■ To do ■
Show all lines from the data that include the word "identified".

::::

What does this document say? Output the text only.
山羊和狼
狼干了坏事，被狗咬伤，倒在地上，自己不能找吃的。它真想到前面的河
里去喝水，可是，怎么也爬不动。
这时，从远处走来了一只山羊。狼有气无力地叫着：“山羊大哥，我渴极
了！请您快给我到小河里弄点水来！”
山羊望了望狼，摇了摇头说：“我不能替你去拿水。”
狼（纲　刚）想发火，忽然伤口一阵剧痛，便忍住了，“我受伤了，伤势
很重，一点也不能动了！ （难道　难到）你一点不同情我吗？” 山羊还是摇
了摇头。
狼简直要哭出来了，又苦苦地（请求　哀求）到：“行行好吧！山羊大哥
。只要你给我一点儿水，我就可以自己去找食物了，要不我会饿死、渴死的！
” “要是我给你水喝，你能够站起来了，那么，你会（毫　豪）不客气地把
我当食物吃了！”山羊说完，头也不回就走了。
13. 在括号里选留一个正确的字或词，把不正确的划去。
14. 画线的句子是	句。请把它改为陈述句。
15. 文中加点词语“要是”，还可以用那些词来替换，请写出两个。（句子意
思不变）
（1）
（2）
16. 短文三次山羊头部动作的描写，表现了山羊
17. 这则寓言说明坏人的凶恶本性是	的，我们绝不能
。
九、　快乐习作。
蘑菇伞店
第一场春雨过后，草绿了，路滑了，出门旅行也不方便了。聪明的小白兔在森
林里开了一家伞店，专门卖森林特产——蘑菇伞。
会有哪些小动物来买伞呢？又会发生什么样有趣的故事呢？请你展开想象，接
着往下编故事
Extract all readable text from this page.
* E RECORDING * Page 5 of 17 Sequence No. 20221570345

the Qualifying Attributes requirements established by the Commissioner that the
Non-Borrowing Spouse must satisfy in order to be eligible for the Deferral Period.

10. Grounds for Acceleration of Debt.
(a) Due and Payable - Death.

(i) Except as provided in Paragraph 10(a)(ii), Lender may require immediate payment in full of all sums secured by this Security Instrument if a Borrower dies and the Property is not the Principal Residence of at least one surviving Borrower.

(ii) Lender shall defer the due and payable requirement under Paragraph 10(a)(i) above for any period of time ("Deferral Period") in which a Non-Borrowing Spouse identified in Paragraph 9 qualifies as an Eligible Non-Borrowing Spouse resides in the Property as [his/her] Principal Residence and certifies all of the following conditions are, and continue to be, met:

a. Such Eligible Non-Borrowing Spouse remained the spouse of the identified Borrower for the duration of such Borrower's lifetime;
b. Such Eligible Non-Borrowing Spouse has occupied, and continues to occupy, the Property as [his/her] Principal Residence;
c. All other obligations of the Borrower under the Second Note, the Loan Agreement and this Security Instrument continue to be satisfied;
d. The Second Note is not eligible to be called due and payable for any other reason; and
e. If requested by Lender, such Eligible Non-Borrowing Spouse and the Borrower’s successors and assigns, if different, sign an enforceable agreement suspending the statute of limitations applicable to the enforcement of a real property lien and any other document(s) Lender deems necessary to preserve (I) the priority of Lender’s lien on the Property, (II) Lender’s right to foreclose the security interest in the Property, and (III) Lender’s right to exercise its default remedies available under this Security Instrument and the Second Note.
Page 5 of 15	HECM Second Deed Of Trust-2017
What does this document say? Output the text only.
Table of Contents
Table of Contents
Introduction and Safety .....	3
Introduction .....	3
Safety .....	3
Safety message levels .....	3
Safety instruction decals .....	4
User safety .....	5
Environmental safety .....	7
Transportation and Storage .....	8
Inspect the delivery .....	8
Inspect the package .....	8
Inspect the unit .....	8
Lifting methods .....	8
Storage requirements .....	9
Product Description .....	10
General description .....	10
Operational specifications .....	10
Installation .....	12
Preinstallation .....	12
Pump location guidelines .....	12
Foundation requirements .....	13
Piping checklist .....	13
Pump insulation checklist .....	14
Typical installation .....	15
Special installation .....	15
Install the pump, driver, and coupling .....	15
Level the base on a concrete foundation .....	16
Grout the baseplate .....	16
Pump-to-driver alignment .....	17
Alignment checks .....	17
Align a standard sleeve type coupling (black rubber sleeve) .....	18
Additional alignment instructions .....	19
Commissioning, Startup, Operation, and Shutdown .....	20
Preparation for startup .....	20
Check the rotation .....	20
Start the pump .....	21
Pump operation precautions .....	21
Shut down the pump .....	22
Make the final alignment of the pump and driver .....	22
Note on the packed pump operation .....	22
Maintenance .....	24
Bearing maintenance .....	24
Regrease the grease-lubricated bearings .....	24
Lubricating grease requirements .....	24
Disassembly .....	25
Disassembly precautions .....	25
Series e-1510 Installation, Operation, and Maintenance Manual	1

::::

■ The result ■
(ii) Lender shall defer the due and payable requirement under Paragraph 10(a)(i) above for any period of time ("Deferral Period") in which a Non-Borrowing Spouse identified in Paragraph 9 qualifies as an Eligible Non-Borrowing Spouse resides in the Property as [his/her] Principal Residence and certifies all of the following conditions are, and continue to be, met:
a. Such Eligible Non-Borrowing Spouse remained the spouse of the identified Borrower for the duration of such Borrower's lifetime;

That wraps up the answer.